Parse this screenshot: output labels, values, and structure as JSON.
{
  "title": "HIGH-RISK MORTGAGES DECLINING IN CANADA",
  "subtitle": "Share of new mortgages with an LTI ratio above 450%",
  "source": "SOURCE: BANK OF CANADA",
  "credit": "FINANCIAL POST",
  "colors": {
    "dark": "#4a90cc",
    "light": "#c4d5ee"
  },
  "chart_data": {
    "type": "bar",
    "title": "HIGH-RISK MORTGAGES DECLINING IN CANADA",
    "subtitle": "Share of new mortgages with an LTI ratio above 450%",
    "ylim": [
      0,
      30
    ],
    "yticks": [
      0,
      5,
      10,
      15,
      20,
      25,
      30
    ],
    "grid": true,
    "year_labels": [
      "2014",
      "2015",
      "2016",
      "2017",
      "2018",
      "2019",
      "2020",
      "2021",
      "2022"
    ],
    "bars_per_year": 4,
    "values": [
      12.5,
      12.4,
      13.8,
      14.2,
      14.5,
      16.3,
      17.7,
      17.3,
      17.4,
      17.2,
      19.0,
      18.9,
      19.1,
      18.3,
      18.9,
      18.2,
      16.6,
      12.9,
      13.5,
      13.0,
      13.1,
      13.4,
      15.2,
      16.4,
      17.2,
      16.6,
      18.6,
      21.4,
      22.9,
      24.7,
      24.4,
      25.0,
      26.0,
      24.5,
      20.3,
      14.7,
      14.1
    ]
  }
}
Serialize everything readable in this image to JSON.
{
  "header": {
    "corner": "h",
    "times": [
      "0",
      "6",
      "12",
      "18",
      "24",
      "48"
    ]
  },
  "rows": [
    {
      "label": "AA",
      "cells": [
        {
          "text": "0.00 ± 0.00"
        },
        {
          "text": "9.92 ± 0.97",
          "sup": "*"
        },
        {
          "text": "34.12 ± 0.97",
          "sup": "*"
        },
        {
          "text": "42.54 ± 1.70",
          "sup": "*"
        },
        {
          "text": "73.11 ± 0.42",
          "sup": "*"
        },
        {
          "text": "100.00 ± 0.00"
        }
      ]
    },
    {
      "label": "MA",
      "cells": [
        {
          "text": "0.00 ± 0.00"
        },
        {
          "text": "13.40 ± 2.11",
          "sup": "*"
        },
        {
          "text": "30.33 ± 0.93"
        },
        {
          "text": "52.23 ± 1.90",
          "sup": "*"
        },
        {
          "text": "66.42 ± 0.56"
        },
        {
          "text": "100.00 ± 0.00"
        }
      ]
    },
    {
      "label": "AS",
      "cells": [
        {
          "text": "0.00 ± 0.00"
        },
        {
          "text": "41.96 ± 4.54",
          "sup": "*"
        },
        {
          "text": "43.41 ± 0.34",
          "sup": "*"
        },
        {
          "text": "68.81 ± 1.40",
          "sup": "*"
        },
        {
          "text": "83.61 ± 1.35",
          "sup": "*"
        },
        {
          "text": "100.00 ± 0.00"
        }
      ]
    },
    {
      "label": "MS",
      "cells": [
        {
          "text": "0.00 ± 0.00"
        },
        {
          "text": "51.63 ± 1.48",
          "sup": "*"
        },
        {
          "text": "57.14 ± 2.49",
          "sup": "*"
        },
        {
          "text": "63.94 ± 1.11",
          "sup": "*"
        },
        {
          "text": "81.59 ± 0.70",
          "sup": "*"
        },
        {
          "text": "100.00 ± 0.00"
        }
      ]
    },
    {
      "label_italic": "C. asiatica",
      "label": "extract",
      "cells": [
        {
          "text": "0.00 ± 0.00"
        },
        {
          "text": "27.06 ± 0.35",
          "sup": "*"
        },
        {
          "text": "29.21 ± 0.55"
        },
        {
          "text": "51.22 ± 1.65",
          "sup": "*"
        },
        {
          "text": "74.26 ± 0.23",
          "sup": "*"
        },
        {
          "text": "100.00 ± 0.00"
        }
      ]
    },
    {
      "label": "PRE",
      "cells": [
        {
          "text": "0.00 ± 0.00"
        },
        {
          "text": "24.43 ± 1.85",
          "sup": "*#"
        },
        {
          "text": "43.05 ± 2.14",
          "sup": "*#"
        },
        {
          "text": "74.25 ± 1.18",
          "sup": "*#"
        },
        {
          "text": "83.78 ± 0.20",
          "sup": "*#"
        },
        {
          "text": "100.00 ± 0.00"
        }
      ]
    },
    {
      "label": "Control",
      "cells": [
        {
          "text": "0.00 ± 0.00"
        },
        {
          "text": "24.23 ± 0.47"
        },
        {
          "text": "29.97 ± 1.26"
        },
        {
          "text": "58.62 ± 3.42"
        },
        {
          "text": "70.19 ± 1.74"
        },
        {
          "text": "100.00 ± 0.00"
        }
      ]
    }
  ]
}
§ §
**Your instructions**
Return the whole listing exactly, with every line included.

**Response to this exercise**
Parse this screenshot: output labels, values, and structure as JSON.
{
  "title": "HIGH-RISK MORTGAGES DECLINING IN CANADA",
  "subtitle": "Share of new mortgages with an LTI ratio above 450%",
  "source": "SOURCE: BANK OF CANADA",
  "credit": "FINANCIAL POST",
  "colors": {
    "dark": "#4a90cc",
    "light": "#c4d5ee"
  },
  "chart_data": {
    "type": "bar",
    "title": "HIGH-RISK MORTGAGES DECLINING IN CANADA",
    "subtitle": "Share of new mortgages with an LTI ratio above 450%",
    "ylim": [
      0,
      30
    ],
    "yticks": [
      0,
      5,
      10,
      15,
      20,
      25,
      30
    ],
    "grid": true,
    "year_labels": [
      "2014",
      "2015",
      "2016",
      "2017",
      "2018",
      "2019",
      "2020",
      "2021",
      "2022"
    ],
    "bars_per_year": 4,
    "values": [
      12.5,
      12.4,
      13.8,
      14.2,
      14.5,
      16.3,
      17.7,
      17.3,
      17.4,
      17.2,
      19.0,
      18.9,
      19.1,
      18.3,
      18.9,
      18.2,
      16.6,
      12.9,
      13.5,
      13.0,
      13.1,
      13.4,
      15.2,
      16.4,
      17.2,
      16.6,
      18.6,
      21.4,
      22.9,
      24.7,
      24.4,
      25.0,
      26.0,
      24.5,
      20.3,
      14.7,
      14.1
    ]
  }
}
Serialize everything readable in this image to JSON.
{
  "header": {
    "corner": "h",
    "times": [
      "0",
      "6",
      "12",
      "18",
      "24",
      "48"
    ]
  },
  "rows": [
    {
      "label": "AA",
      "cells": [
        {
          "text": "0.00 ± 0.00"
        },
        {
          "text": "9.92 ± 0.97",
          "sup": "*"
        },
        {
          "text": "34.12 ± 0.97",
          "sup": "*"
        },
        {
          "text": "42.54 ± 1.70",
          "sup": "*"
        },
        {
          "text": "73.11 ± 0.42",
          "sup": "*"
        },
        {
          "text": "100.00 ± 0.00"
        }
      ]
    },
    {
      "label": "MA",
      "cells": [
        {
          "text": "0.00 ± 0.00"
        },
        {
          "text": "13.40 ± 2.11",
          "sup": "*"
        },
        {
          "text": "30.33 ± 0.93"
        },
        {
          "text": "52.23 ± 1.90",
          "sup": "*"
        },
        {
          "text": "66.42 ± 0.56"
        },
        {
          "text": "100.00 ± 0.00"
        }
      ]
    },
    {
      "label": "AS",
      "cells": [
        {
          "text": "0.00 ± 0.00"
        },
        {
          "text": "41.96 ± 4.54",
          "sup": "*"
        },
        {
          "text": "43.41 ± 0.34",
          "sup": "*"
        },
        {
          "text": "68.81 ± 1.40",
          "sup": "*"
        },
        {
          "text": "83.61 ± 1.35",
          "sup": "*"
        },
        {
          "text": "100.00 ± 0.00"
        }
      ]
    },
    {
      "label": "MS",
      "cells": [
        {
          "text": "0.00 ± 0.00"
        },
        {
          "text": "51.63 ± 1.48",
          "sup": "*"
        },
        {
          "text": "57.14 ± 2.49",
          "sup": "*"
        },
        {
          "text": "63.94 ± 1.11",
          "sup": "*"
        },
        {
          "text": "81.59 ± 0.70",
          "sup": "*"
        },
        {
          "text": "100.00 ± 0.00"
        }
      ]
    },
    {
      "label_italic": "C. asiatica",
      "label": "extract",
      "cells": [
        {
          "text": "0.00 ± 0.00"
        },
        {
          "text": "27.06 ± 0.35",
          "sup": "*"
        },
        {
          "text": "29.21 ± 0.55"
        },
        {
          "text": "51.22 ± 1.65",
          "sup": "*"
        },
        {
          "text": "74.26 ± 0.23",
          "sup": "*"
        },
        {
          "text": "100.00 ± 0.00"
        }
      ]
    },
    {
      "label": "PRE",
      "cells": [
        {
          "text": "0.00 ± 0.00"
        },
        {
          "text": "24.43 ± 1.85",
          "sup": "*#"
        },
        {
          "text": "43.05 ± 2.14",
          "sup": "*#"
        },
        {
          "text": "74.25 ± 1.18",
          "sup": "*#"
        },
        {
          "text": "83.78 ± 0.20",
          "sup": "*#"
        },
        {
          "text": "100.00 ± 0.00"
        }
      ]
    },
    {
      "label": "Control",
      "cells": [
        {
          "text": "0.00 ± 0.00"
        },
        {
          "text": "24.23 ± 0.47"
        },
        {
          "text": "29.97 ± 1.26"
        },
        {
          "text": "58.62 ± 3.42"
        },
        {
          "text": "70.19 ± 1.74"
        },
        {
          "text": "100.00 ± 0.00"
        }
      ]
    }
  ]
}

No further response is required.